What to do – Return the entries verbatim and drop every picture.

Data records
>>>

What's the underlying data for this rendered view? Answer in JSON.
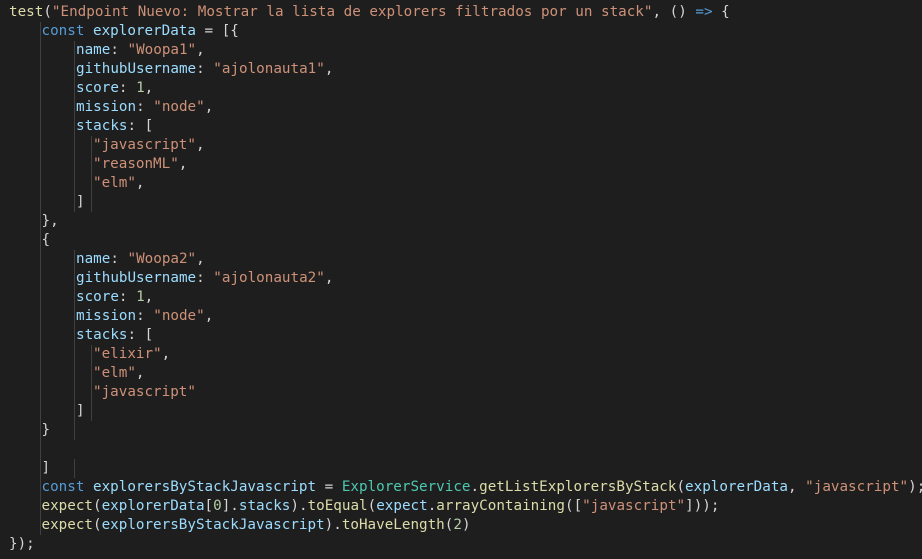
{
  "editor": {
    "language": "javascript",
    "theme_colors": {
      "background": "#1e1e1e",
      "default": "#d4d4d4",
      "function": "#dcdcaa",
      "string": "#ce9178",
      "keyword": "#569cd6",
      "variable": "#9cdcfe",
      "number": "#b5cea8",
      "class": "#4ec9b0",
      "indent_guide": "#404040"
    },
    "lines": [
      {
        "indent": 0,
        "tokens": [
          {
            "t": "yellow",
            "v": "test"
          },
          {
            "t": "punct",
            "v": "("
          },
          {
            "t": "string",
            "v": "\"Endpoint Nuevo: Mostrar la lista de explorers filtrados por un stack\""
          },
          {
            "t": "punct",
            "v": ", () "
          },
          {
            "t": "keyword",
            "v": "=>"
          },
          {
            "t": "punct",
            "v": " {"
          }
        ]
      },
      {
        "indent": 1,
        "tokens": [
          {
            "t": "keyword",
            "v": "const"
          },
          {
            "t": "punct",
            "v": " "
          },
          {
            "t": "var",
            "v": "explorerData"
          },
          {
            "t": "punct",
            "v": " = [{"
          }
        ]
      },
      {
        "indent": 2,
        "tokens": [
          {
            "t": "prop",
            "v": "name"
          },
          {
            "t": "punct",
            "v": ": "
          },
          {
            "t": "string",
            "v": "\"Woopa1\""
          },
          {
            "t": "punct",
            "v": ","
          }
        ]
      },
      {
        "indent": 2,
        "tokens": [
          {
            "t": "prop",
            "v": "githubUsername"
          },
          {
            "t": "punct",
            "v": ": "
          },
          {
            "t": "string",
            "v": "\"ajolonauta1\""
          },
          {
            "t": "punct",
            "v": ","
          }
        ]
      },
      {
        "indent": 2,
        "tokens": [
          {
            "t": "prop",
            "v": "score"
          },
          {
            "t": "punct",
            "v": ": "
          },
          {
            "t": "number",
            "v": "1"
          },
          {
            "t": "punct",
            "v": ","
          }
        ]
      },
      {
        "indent": 2,
        "tokens": [
          {
            "t": "prop",
            "v": "mission"
          },
          {
            "t": "punct",
            "v": ": "
          },
          {
            "t": "string",
            "v": "\"node\""
          },
          {
            "t": "punct",
            "v": ","
          }
        ]
      },
      {
        "indent": 2,
        "tokens": [
          {
            "t": "prop",
            "v": "stacks"
          },
          {
            "t": "punct",
            "v": ": ["
          }
        ]
      },
      {
        "indent": 3,
        "tokens": [
          {
            "t": "string",
            "v": "\"javascript\""
          },
          {
            "t": "punct",
            "v": ","
          }
        ]
      },
      {
        "indent": 3,
        "tokens": [
          {
            "t": "string",
            "v": "\"reasonML\""
          },
          {
            "t": "punct",
            "v": ","
          }
        ]
      },
      {
        "indent": 3,
        "tokens": [
          {
            "t": "string",
            "v": "\"elm\""
          },
          {
            "t": "punct",
            "v": ","
          }
        ]
      },
      {
        "indent": 2,
        "guides": 3,
        "tokens": [
          {
            "t": "punct",
            "v": "]"
          }
        ]
      },
      {
        "indent": 1,
        "tokens": [
          {
            "t": "punct",
            "v": "},"
          }
        ]
      },
      {
        "indent": 1,
        "tokens": [
          {
            "t": "punct",
            "v": "{"
          }
        ]
      },
      {
        "indent": 2,
        "tokens": [
          {
            "t": "prop",
            "v": "name"
          },
          {
            "t": "punct",
            "v": ": "
          },
          {
            "t": "string",
            "v": "\"Woopa2\""
          },
          {
            "t": "punct",
            "v": ","
          }
        ]
      },
      {
        "indent": 2,
        "tokens": [
          {
            "t": "prop",
            "v": "githubUsername"
          },
          {
            "t": "punct",
            "v": ": "
          },
          {
            "t": "string",
            "v": "\"ajolonauta2\""
          },
          {
            "t": "punct",
            "v": ","
          }
        ]
      },
      {
        "indent": 2,
        "tokens": [
          {
            "t": "prop",
            "v": "score"
          },
          {
            "t": "punct",
            "v": ": "
          },
          {
            "t": "number",
            "v": "1"
          },
          {
            "t": "punct",
            "v": ","
          }
        ]
      },
      {
        "indent": 2,
        "tokens": [
          {
            "t": "prop",
            "v": "mission"
          },
          {
            "t": "punct",
            "v": ": "
          },
          {
            "t": "string",
            "v": "\"node\""
          },
          {
            "t": "punct",
            "v": ","
          }
        ]
      },
      {
        "indent": 2,
        "tokens": [
          {
            "t": "prop",
            "v": "stacks"
          },
          {
            "t": "punct",
            "v": ": ["
          }
        ]
      },
      {
        "indent": 3,
        "tokens": [
          {
            "t": "string",
            "v": "\"elixir\""
          },
          {
            "t": "punct",
            "v": ","
          }
        ]
      },
      {
        "indent": 3,
        "tokens": [
          {
            "t": "string",
            "v": "\"elm\""
          },
          {
            "t": "punct",
            "v": ","
          }
        ]
      },
      {
        "indent": 3,
        "tokens": [
          {
            "t": "string",
            "v": "\"javascript\""
          }
        ]
      },
      {
        "indent": 2,
        "guides": 3,
        "tokens": [
          {
            "t": "punct",
            "v": "]"
          }
        ]
      },
      {
        "indent": 1,
        "guides": 2,
        "tokens": [
          {
            "t": "punct",
            "v": "}"
          }
        ]
      },
      {
        "indent": 0,
        "guides": 1,
        "tokens": []
      },
      {
        "indent": 1,
        "guides": 2,
        "tokens": [
          {
            "t": "punct",
            "v": "]"
          }
        ]
      },
      {
        "indent": 1,
        "tokens": [
          {
            "t": "keyword",
            "v": "const"
          },
          {
            "t": "punct",
            "v": " "
          },
          {
            "t": "var",
            "v": "explorersByStackJavascript"
          },
          {
            "t": "punct",
            "v": " = "
          },
          {
            "t": "class",
            "v": "ExplorerService"
          },
          {
            "t": "punct",
            "v": "."
          },
          {
            "t": "yellow",
            "v": "getListExplorersByStack"
          },
          {
            "t": "punct",
            "v": "("
          },
          {
            "t": "var",
            "v": "explorerData"
          },
          {
            "t": "punct",
            "v": ", "
          },
          {
            "t": "string",
            "v": "\"javascript\""
          },
          {
            "t": "punct",
            "v": ");"
          }
        ]
      },
      {
        "indent": 1,
        "tokens": [
          {
            "t": "yellow",
            "v": "expect"
          },
          {
            "t": "punct",
            "v": "("
          },
          {
            "t": "var",
            "v": "explorerData"
          },
          {
            "t": "punct",
            "v": "["
          },
          {
            "t": "number",
            "v": "0"
          },
          {
            "t": "punct",
            "v": "]."
          },
          {
            "t": "var",
            "v": "stacks"
          },
          {
            "t": "punct",
            "v": ")."
          },
          {
            "t": "yellow",
            "v": "toEqual"
          },
          {
            "t": "punct",
            "v": "("
          },
          {
            "t": "var",
            "v": "expect"
          },
          {
            "t": "punct",
            "v": "."
          },
          {
            "t": "yellow",
            "v": "arrayContaining"
          },
          {
            "t": "punct",
            "v": "(["
          },
          {
            "t": "string",
            "v": "\"javascript\""
          },
          {
            "t": "punct",
            "v": "]));"
          }
        ]
      },
      {
        "indent": 1,
        "tokens": [
          {
            "t": "yellow",
            "v": "expect"
          },
          {
            "t": "punct",
            "v": "("
          },
          {
            "t": "var",
            "v": "explorersByStackJavascript"
          },
          {
            "t": "punct",
            "v": ")."
          },
          {
            "t": "yellow",
            "v": "toHaveLength"
          },
          {
            "t": "punct",
            "v": "("
          },
          {
            "t": "number",
            "v": "2"
          },
          {
            "t": "punct",
            "v": ")"
          }
        ]
      },
      {
        "indent": 0,
        "tokens": [
          {
            "t": "punct",
            "v": "});"
          }
        ]
      }
    ]
  }
}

<<<

Answer to the task –
What's the underlying data for this rendered view? Answer in JSON.
{
  "editor": {
    "language": "javascript",
    "theme_colors": {
      "background": "#1e1e1e",
      "default": "#d4d4d4",
      "function": "#dcdcaa",
      "string": "#ce9178",
      "keyword": "#569cd6",
      "variable": "#9cdcfe",
      "number": "#b5cea8",
      "class": "#4ec9b0",
      "indent_guide": "#404040"
    },
    "lines": [
      {
        "indent": 0,
        "tokens": [
          {
            "t": "yellow",
            "v": "test"
          },
          {
            "t": "punct",
            "v": "("
          },
          {
            "t": "string",
            "v": "\"Endpoint Nuevo: Mostrar la lista de explorers filtrados por un stack\""
          },
          {
            "t": "punct",
            "v": ", () "
          },
          {
            "t": "keyword",
            "v": "=>"
          },
          {
            "t": "punct",
            "v": " {"
          }
        ]
      },
      {
        "indent": 1,
        "tokens": [
          {
            "t": "keyword",
            "v": "const"
          },
          {
            "t": "punct",
            "v": " "
          },
          {
            "t": "var",
            "v": "explorerData"
          },
          {
            "t": "punct",
            "v": " = [{"
          }
        ]
      },
      {
        "indent": 2,
        "tokens": [
          {
            "t": "prop",
            "v": "name"
          },
          {
            "t": "punct",
            "v": ": "
          },
          {
            "t": "string",
            "v": "\"Woopa1\""
          },
          {
            "t": "punct",
            "v": ","
          }
        ]
      },
      {
        "indent": 2,
        "tokens": [
          {
            "t": "prop",
            "v": "githubUsername"
          },
          {
            "t": "punct",
            "v": ": "
          },
          {
            "t": "string",
            "v": "\"ajolonauta1\""
          },
          {
            "t": "punct",
            "v": ","
          }
        ]
      },
      {
        "indent": 2,
        "tokens": [
          {
            "t": "prop",
            "v": "score"
          },
          {
            "t": "punct",
            "v": ": "
          },
          {
            "t": "number",
            "v": "1"
          },
          {
            "t": "punct",
            "v": ","
          }
        ]
      },
      {
        "indent": 2,
        "tokens": [
          {
            "t": "prop",
            "v": "mission"
          },
          {
            "t": "punct",
            "v": ": "
          },
          {
            "t": "string",
            "v": "\"node\""
          },
          {
            "t": "punct",
            "v": ","
          }
        ]
      },
      {
        "indent": 2,
        "tokens": [
          {
            "t": "prop",
            "v": "stacks"
          },
          {
            "t": "punct",
            "v": ": ["
          }
        ]
      },
      {
        "indent": 3,
        "tokens": [
          {
            "t": "string",
            "v": "\"javascript\""
          },
          {
            "t": "punct",
            "v": ","
          }
        ]
      },
      {
        "indent": 3,
        "tokens": [
          {
            "t": "string",
            "v": "\"reasonML\""
          },
          {
            "t": "punct",
            "v": ","
          }
        ]
      },
      {
        "indent": 3,
        "tokens": [
          {
            "t": "string",
            "v": "\"elm\""
          },
          {
            "t": "punct",
            "v": ","
          }
        ]
      },
      {
        "indent": 2,
        "guides": 3,
        "tokens": [
          {
            "t": "punct",
            "v": "]"
          }
        ]
      },
      {
        "indent": 1,
        "tokens": [
          {
            "t": "punct",
            "v": "},"
          }
        ]
      },
      {
        "indent": 1,
        "tokens": [
          {
            "t": "punct",
            "v": "{"
          }
        ]
      },
      {
        "indent": 2,
        "tokens": [
          {
            "t": "prop",
            "v": "name"
          },
          {
            "t": "punct",
            "v": ": "
          },
          {
            "t": "string",
            "v": "\"Woopa2\""
          },
          {
            "t": "punct",
            "v": ","
          }
        ]
      },
      {
        "indent": 2,
        "tokens": [
          {
            "t": "prop",
            "v": "githubUsername"
          },
          {
            "t": "punct",
            "v": ": "
          },
          {
            "t": "string",
            "v": "\"ajolonauta2\""
          },
          {
            "t": "punct",
            "v": ","
          }
        ]
      },
      {
        "indent": 2,
        "tokens": [
          {
            "t": "prop",
            "v": "score"
          },
          {
            "t": "punct",
            "v": ": "
          },
          {
            "t": "number",
            "v": "1"
          },
          {
            "t": "punct",
            "v": ","
          }
        ]
      },
      {
        "indent": 2,
        "tokens": [
          {
            "t": "prop",
            "v": "mission"
          },
          {
            "t": "punct",
            "v": ": "
          },
          {
            "t": "string",
            "v": "\"node\""
          },
          {
            "t": "punct",
            "v": ","
          }
        ]
      },
      {
        "indent": 2,
        "tokens": [
          {
            "t": "prop",
            "v": "stacks"
          },
          {
            "t": "punct",
            "v": ": ["
          }
        ]
      },
      {
        "indent": 3,
        "tokens": [
          {
            "t": "string",
            "v": "\"elixir\""
          },
          {
            "t": "punct",
            "v": ","
          }
        ]
      },
      {
        "indent": 3,
        "tokens": [
          {
            "t": "string",
            "v": "\"elm\""
          },
          {
            "t": "punct",
            "v": ","
          }
        ]
      },
      {
        "indent": 3,
        "tokens": [
          {
            "t": "string",
            "v": "\"javascript\""
          }
        ]
      },
      {
        "indent": 2,
        "guides": 3,
        "tokens": [
          {
            "t": "punct",
            "v": "]"
          }
        ]
      },
      {
        "indent": 1,
        "guides": 2,
        "tokens": [
          {
            "t": "punct",
            "v": "}"
          }
        ]
      },
      {
        "indent": 0,
        "guides": 1,
        "tokens": []
      },
      {
        "indent": 1,
        "guides": 2,
        "tokens": [
          {
            "t": "punct",
            "v": "]"
          }
        ]
      },
      {
        "indent": 1,
        "tokens": [
          {
            "t": "keyword",
            "v": "const"
          },
          {
            "t": "punct",
            "v": " "
          },
          {
            "t": "var",
            "v": "explorersByStackJavascript"
          },
          {
            "t": "punct",
            "v": " = "
          },
          {
            "t": "class",
            "v": "ExplorerService"
          },
          {
            "t": "punct",
            "v": "."
          },
          {
            "t": "yellow",
            "v": "getListExplorersByStack"
          },
          {
            "t": "punct",
            "v": "("
          },
          {
            "t": "var",
            "v": "explorerData"
          },
          {
            "t": "punct",
            "v": ", "
          },
          {
            "t": "string",
            "v": "\"javascript\""
          },
          {
            "t": "punct",
            "v": ");"
          }
        ]
      },
      {
        "indent": 1,
        "tokens": [
          {
            "t": "yellow",
            "v": "expect"
          },
          {
            "t": "punct",
            "v": "("
          },
          {
            "t": "var",
            "v": "explorerData"
          },
          {
            "t": "punct",
            "v": "["
          },
          {
            "t": "number",
            "v": "0"
          },
          {
            "t": "punct",
            "v": "]."
          },
          {
            "t": "var",
            "v": "stacks"
          },
          {
            "t": "punct",
            "v": ")."
          },
          {
            "t": "yellow",
            "v": "toEqual"
          },
          {
            "t": "punct",
            "v": "("
          },
          {
            "t": "var",
            "v": "expect"
          },
          {
            "t": "punct",
            "v": "."
          },
          {
            "t": "yellow",
            "v": "arrayContaining"
          },
          {
            "t": "punct",
            "v": "(["
          },
          {
            "t": "string",
            "v": "\"javascript\""
          },
          {
            "t": "punct",
            "v": "]));"
          }
        ]
      },
      {
        "indent": 1,
        "tokens": [
          {
            "t": "yellow",
            "v": "expect"
          },
          {
            "t": "punct",
            "v": "("
          },
          {
            "t": "var",
            "v": "explorersByStackJavascript"
          },
          {
            "t": "punct",
            "v": ")."
          },
          {
            "t": "yellow",
            "v": "toHaveLength"
          },
          {
            "t": "punct",
            "v": "("
          },
          {
            "t": "number",
            "v": "2"
          },
          {
            "t": "punct",
            "v": ")"
          }
        ]
      },
      {
        "indent": 0,
        "tokens": [
          {
            "t": "punct",
            "v": "});"
          }
        ]
      }
    ]
  }
}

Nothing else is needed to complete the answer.